[TASK GOAL] Copy all the material below, exactly as it stands.

[Figure data in JSON]

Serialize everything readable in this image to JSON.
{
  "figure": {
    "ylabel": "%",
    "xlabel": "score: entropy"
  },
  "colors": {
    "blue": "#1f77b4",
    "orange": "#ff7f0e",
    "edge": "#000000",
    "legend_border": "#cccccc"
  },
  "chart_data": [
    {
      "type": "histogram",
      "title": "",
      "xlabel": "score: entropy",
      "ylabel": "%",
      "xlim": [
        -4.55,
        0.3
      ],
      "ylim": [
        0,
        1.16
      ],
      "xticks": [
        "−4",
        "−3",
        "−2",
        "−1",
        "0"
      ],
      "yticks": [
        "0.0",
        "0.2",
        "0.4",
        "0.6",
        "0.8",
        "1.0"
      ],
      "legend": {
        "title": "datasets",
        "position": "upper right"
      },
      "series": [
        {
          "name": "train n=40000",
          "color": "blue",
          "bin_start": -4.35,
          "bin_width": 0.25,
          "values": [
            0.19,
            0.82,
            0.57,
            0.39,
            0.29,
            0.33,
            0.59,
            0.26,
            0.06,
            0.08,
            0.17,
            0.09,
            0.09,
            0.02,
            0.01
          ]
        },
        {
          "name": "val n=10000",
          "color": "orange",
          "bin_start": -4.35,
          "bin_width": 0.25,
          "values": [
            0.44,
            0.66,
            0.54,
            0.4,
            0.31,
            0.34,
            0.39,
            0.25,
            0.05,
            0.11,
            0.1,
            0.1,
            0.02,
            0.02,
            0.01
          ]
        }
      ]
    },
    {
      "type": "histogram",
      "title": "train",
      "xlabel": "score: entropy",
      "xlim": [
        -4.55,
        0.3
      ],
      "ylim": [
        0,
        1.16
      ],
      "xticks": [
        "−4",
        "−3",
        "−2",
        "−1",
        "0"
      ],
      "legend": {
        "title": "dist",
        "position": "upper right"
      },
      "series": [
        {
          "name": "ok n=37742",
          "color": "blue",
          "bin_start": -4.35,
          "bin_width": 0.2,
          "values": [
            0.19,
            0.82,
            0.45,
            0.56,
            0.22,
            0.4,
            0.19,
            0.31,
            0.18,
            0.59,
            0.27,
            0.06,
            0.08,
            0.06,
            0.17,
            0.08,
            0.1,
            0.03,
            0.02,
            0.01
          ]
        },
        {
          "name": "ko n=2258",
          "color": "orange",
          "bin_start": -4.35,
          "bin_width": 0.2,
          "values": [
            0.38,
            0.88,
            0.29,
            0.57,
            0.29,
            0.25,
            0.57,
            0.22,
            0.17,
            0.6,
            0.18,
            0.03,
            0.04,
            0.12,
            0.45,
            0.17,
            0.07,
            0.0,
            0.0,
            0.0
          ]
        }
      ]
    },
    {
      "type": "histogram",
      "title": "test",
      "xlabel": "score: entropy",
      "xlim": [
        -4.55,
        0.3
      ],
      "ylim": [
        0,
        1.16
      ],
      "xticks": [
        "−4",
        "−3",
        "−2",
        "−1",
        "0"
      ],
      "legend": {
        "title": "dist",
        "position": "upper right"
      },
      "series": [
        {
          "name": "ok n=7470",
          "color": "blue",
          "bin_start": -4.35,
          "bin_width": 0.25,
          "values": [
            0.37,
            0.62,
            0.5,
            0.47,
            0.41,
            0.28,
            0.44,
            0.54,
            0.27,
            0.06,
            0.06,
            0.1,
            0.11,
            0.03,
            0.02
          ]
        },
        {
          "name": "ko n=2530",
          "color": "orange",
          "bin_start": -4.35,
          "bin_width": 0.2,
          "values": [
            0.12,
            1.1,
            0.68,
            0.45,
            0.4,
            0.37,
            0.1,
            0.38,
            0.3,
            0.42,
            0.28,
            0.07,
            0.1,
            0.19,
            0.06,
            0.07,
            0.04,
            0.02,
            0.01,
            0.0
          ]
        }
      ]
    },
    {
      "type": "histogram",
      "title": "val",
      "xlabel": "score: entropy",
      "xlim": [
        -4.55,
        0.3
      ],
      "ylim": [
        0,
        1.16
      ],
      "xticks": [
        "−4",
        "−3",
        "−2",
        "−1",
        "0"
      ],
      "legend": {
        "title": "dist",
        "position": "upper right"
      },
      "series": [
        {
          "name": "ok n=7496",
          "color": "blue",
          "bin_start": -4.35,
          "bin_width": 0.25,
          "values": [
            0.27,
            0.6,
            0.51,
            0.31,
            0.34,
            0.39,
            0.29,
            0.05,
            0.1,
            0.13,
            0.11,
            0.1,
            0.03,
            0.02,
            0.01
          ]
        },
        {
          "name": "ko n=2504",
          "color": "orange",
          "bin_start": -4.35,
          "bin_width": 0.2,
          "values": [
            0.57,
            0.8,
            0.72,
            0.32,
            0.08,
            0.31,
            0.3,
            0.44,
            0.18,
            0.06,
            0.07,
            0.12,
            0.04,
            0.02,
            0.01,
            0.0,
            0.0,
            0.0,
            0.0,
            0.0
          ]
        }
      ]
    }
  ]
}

[IN RESPONSE]
Serialize everything readable in this image to JSON.
{
  "figure": {
    "ylabel": "%",
    "xlabel": "score: entropy"
  },
  "colors": {
    "blue": "#1f77b4",
    "orange": "#ff7f0e",
    "edge": "#000000",
    "legend_border": "#cccccc"
  },
  "chart_data": [
    {
      "type": "histogram",
      "title": "",
      "xlabel": "score: entropy",
      "ylabel": "%",
      "xlim": [
        -4.55,
        0.3
      ],
      "ylim": [
        0,
        1.16
      ],
      "xticks": [
        "−4",
        "−3",
        "−2",
        "−1",
        "0"
      ],
      "yticks": [
        "0.0",
        "0.2",
        "0.4",
        "0.6",
        "0.8",
        "1.0"
      ],
      "legend": {
        "title": "datasets",
        "position": "upper right"
      },
      "series": [
        {
          "name": "train n=40000",
          "color": "blue",
          "bin_start": -4.35,
          "bin_width": 0.25,
          "values": [
            0.19,
            0.82,
            0.57,
            0.39,
            0.29,
            0.33,
            0.59,
            0.26,
            0.06,
            0.08,
            0.17,
            0.09,
            0.09,
            0.02,
            0.01
          ]
        },
        {
          "name": "val n=10000",
          "color": "orange",
          "bin_start": -4.35,
          "bin_width": 0.25,
          "values": [
            0.44,
            0.66,
            0.54,
            0.4,
            0.31,
            0.34,
            0.39,
            0.25,
            0.05,
            0.11,
            0.1,
            0.1,
            0.02,
            0.02,
            0.01
          ]
        }
      ]
    },
    {
      "type": "histogram",
      "title": "train",
      "xlabel": "score: entropy",
      "xlim": [
        -4.55,
        0.3
      ],
      "ylim": [
        0,
        1.16
      ],
      "xticks": [
        "−4",
        "−3",
        "−2",
        "−1",
        "0"
      ],
      "legend": {
        "title": "dist",
        "position": "upper right"
      },
      "series": [
        {
          "name": "ok n=37742",
          "color": "blue",
          "bin_start": -4.35,
          "bin_width": 0.2,
          "values": [
            0.19,
            0.82,
            0.45,
            0.56,
            0.22,
            0.4,
            0.19,
            0.31,
            0.18,
            0.59,
            0.27,
            0.06,
            0.08,
            0.06,
            0.17,
            0.08,
            0.1,
            0.03,
            0.02,
            0.01
          ]
        },
        {
          "name": "ko n=2258",
          "color": "orange",
          "bin_start": -4.35,
          "bin_width": 0.2,
          "values": [
            0.38,
            0.88,
            0.29,
            0.57,
            0.29,
            0.25,
            0.57,
            0.22,
            0.17,
            0.6,
            0.18,
            0.03,
            0.04,
            0.12,
            0.45,
            0.17,
            0.07,
            0.0,
            0.0,
            0.0
          ]
        }
      ]
    },
    {
      "type": "histogram",
      "title": "test",
      "xlabel": "score: entropy",
      "xlim": [
        -4.55,
        0.3
      ],
      "ylim": [
        0,
        1.16
      ],
      "xticks": [
        "−4",
        "−3",
        "−2",
        "−1",
        "0"
      ],
      "legend": {
        "title": "dist",
        "position": "upper right"
      },
      "series": [
        {
          "name": "ok n=7470",
          "color": "blue",
          "bin_start": -4.35,
          "bin_width": 0.25,
          "values": [
            0.37,
            0.62,
            0.5,
            0.47,
            0.41,
            0.28,
            0.44,
            0.54,
            0.27,
            0.06,
            0.06,
            0.1,
            0.11,
            0.03,
            0.02
          ]
        },
        {
          "name": "ko n=2530",
          "color": "orange",
          "bin_start": -4.35,
          "bin_width": 0.2,
          "values": [
            0.12,
            1.1,
            0.68,
            0.45,
            0.4,
            0.37,
            0.1,
            0.38,
            0.3,
            0.42,
            0.28,
            0.07,
            0.1,
            0.19,
            0.06,
            0.07,
            0.04,
            0.02,
            0.01,
            0.0
          ]
        }
      ]
    },
    {
      "type": "histogram",
      "title": "val",
      "xlabel": "score: entropy",
      "xlim": [
        -4.55,
        0.3
      ],
      "ylim": [
        0,
        1.16
      ],
      "xticks": [
        "−4",
        "−3",
        "−2",
        "−1",
        "0"
      ],
      "legend": {
        "title": "dist",
        "position": "upper right"
      },
      "series": [
        {
          "name": "ok n=7496",
          "color": "blue",
          "bin_start": -4.35,
          "bin_width": 0.25,
          "values": [
            0.27,
            0.6,
            0.51,
            0.31,
            0.34,
            0.39,
            0.29,
            0.05,
            0.1,
            0.13,
            0.11,
            0.1,
            0.03,
            0.02,
            0.01
          ]
        },
        {
          "name": "ko n=2504",
          "color": "orange",
          "bin_start": -4.35,
          "bin_width": 0.2,
          "values": [
            0.57,
            0.8,
            0.72,
            0.32,
            0.08,
            0.31,
            0.3,
            0.44,
            0.18,
            0.06,
            0.07,
            0.12,
            0.04,
            0.02,
            0.01,
            0.0,
            0.0,
            0.0,
            0.0,
            0.0
          ]
        }
      ]
    }
  ]
}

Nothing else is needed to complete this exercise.